Challenge =
Set down each entry exactly as given; pictures should not appear in the copy.

-=-=-

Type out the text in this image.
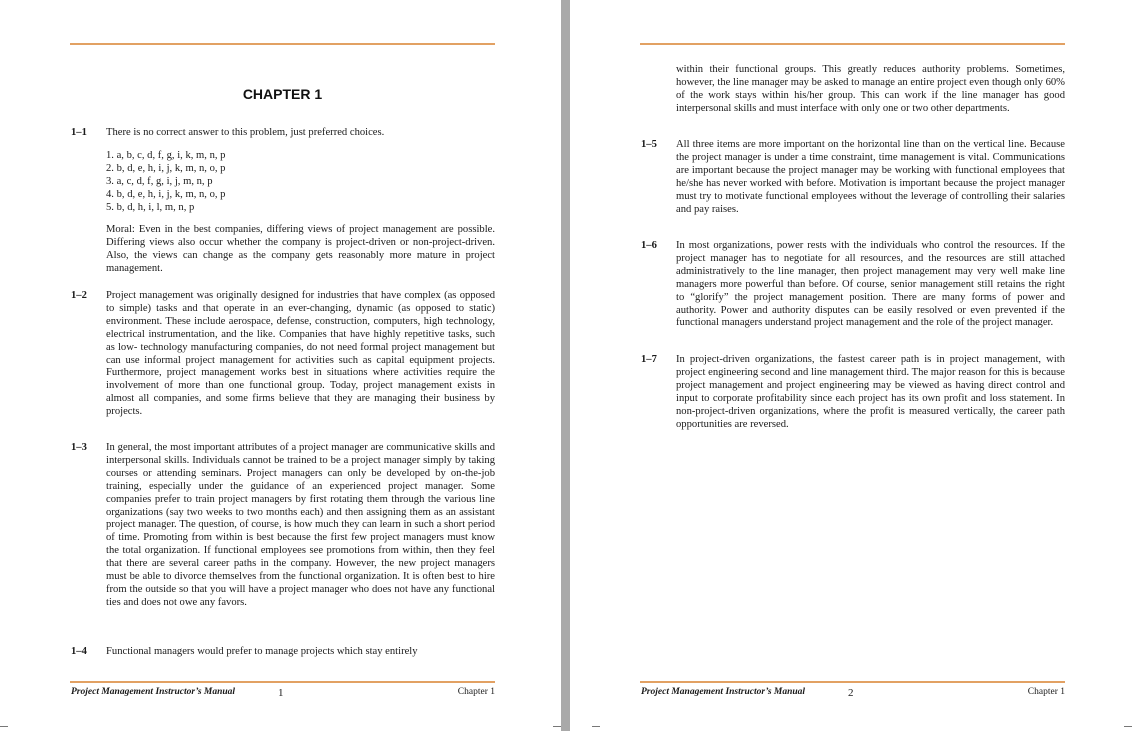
CHAPTER 1
1–1 There is no correct answer to this problem, just preferred choices.

1. a, b, c, d, f, g, i, k, m, n, p
2. b, d, e, h, i, j, k, m, n, o, p
3. a, c, d, f, g, i, j, m, n, p
4. b, d, e, h, i, j, k, m, n, o, p
5. b, d, h, i, l, m, n, p

Moral: Even in the best companies, differing views of project management are possible. Differing views also occur whether the company is project-driven or non-project-driven. Also, the views can change as the company gets reasonably more mature in project management.

1–2 Project management was originally designed for industries that have complex (as opposed to simple) tasks and that operate in an ever-changing, dynamic (as opposed to static) environment. These include aerospace, defense, construction, computers, high technology, electrical instrumentation, and the like. Companies that have highly repetitive tasks, such as low- technology manufacturing companies, do not need formal project management but can use informal project management for activities such as capital equipment projects. Furthermore, project management works best in situations where activities require the involvement of more than one functional group. Today, project management exists in almost all companies, and some firms believe that they are managing their business by projects.

1–3 In general, the most important attributes of a project manager are communicative skills and interpersonal skills. Individuals cannot be trained to be a project manager simply by taking courses or attending seminars. Project managers can only be developed by on-the-job training, especially under the guidance of an experienced project manager. Some companies prefer to train project managers by first rotating them through the various line organizations (say two weeks to two months each) and then assigning them as an assistant project manager. The question, of course, is how much they can learn in such a short period of time. Promoting from within is best because the first few project managers must know the total organization. If functional employees see promotions from within, then they feel that there are several career paths in the company. However, the new project managers must be able to divorce themselves from the functional organization. It is often best to hire from the outside so that you will have a project manager who does not have any functional ties and does not owe any favors.

1–4 Functional managers would prefer to manage projects which stay entirely

Project Management Instructor’s Manual	1	Chapter 1

within their functional groups. This greatly reduces authority problems. Sometimes, however, the line manager may be asked to manage an entire project even though only 60% of the work stays within his/her group. This can work if the line manager has good interpersonal skills and must interface with only one or two other departments.

1–5 All three items are more important on the horizontal line than on the vertical line. Because the project manager is under a time constraint, time management is vital. Communications are important because the project manager may be working with functional employees that he/she has never worked with before. Motivation is important because the project manager must try to motivate functional employees without the leverage of controlling their salaries and pay raises.

1–6 In most organizations, power rests with the individuals who control the resources. If the project manager has to negotiate for all resources, and the resources are still attached administratively to the line manager, then project management may very well make line managers more powerful than before. Of course, senior management still retains the right to “glorify” the project management position. There are many forms of power and authority. Power and authority disputes can be easily resolved or even prevented if the functional managers understand project management and the role of the project manager.

1–7 In project-driven organizations, the fastest career path is in project management, with project engineering second and line management third. The major reason for this is because project management and project engineering may be viewed as having direct control and input to corporate profitability since each project has its own profit and loss statement. In non-project-driven organizations, where the profit is measured vertically, the career path opportunities are reversed.

Project Management Instructor’s Manual	2	Chapter 1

-=-=-

Full solution =
Type out the text in this image.
CHAPTER 1
1–1 There is no correct answer to this problem, just preferred choices.

1. a, b, c, d, f, g, i, k, m, n, p
2. b, d, e, h, i, j, k, m, n, o, p
3. a, c, d, f, g, i, j, m, n, p
4. b, d, e, h, i, j, k, m, n, o, p
5. b, d, h, i, l, m, n, p

Moral: Even in the best companies, differing views of project management are possible. Differing views also occur whether the company is project-driven or non-project-driven. Also, the views can change as the company gets reasonably more mature in project management.

1–2 Project management was originally designed for industries that have complex (as opposed to simple) tasks and that operate in an ever-changing, dynamic (as opposed to static) environment. These include aerospace, defense, construction, computers, high technology, electrical instrumentation, and the like. Companies that have highly repetitive tasks, such as low- technology manufacturing companies, do not need formal project management but can use informal project management for activities such as capital equipment projects. Furthermore, project management works best in situations where activities require the involvement of more than one functional group. Today, project management exists in almost all companies, and some firms believe that they are managing their business by projects.

1–3 In general, the most important attributes of a project manager are communicative skills and interpersonal skills. Individuals cannot be trained to be a project manager simply by taking courses or attending seminars. Project managers can only be developed by on-the-job training, especially under the guidance of an experienced project manager. Some companies prefer to train project managers by first rotating them through the various line organizations (say two weeks to two months each) and then assigning them as an assistant project manager. The question, of course, is how much they can learn in such a short period of time. Promoting from within is best because the first few project managers must know the total organization. If functional employees see promotions from within, then they feel that there are several career paths in the company. However, the new project managers must be able to divorce themselves from the functional organization. It is often best to hire from the outside so that you will have a project manager who does not have any functional ties and does not owe any favors.

1–4 Functional managers would prefer to manage projects which stay entirely

Project Management Instructor’s Manual	1	Chapter 1

within their functional groups. This greatly reduces authority problems. Sometimes, however, the line manager may be asked to manage an entire project even though only 60% of the work stays within his/her group. This can work if the line manager has good interpersonal skills and must interface with only one or two other departments.

1–5 All three items are more important on the horizontal line than on the vertical line. Because the project manager is under a time constraint, time management is vital. Communications are important because the project manager may be working with functional employees that he/she has never worked with before. Motivation is important because the project manager must try to motivate functional employees without the leverage of controlling their salaries and pay raises.

1–6 In most organizations, power rests with the individuals who control the resources. If the project manager has to negotiate for all resources, and the resources are still attached administratively to the line manager, then project management may very well make line managers more powerful than before. Of course, senior management still retains the right to “glorify” the project management position. There are many forms of power and authority. Power and authority disputes can be easily resolved or even prevented if the functional managers understand project management and the role of the project manager.

1–7 In project-driven organizations, the fastest career path is in project management, with project engineering second and line management third. The major reason for this is because project management and project engineering may be viewed as having direct control and input to corporate profitability since each project has its own profit and loss statement. In non-project-driven organizations, where the profit is measured vertically, the career path opportunities are reversed.

Project Management Instructor’s Manual	2	Chapter 1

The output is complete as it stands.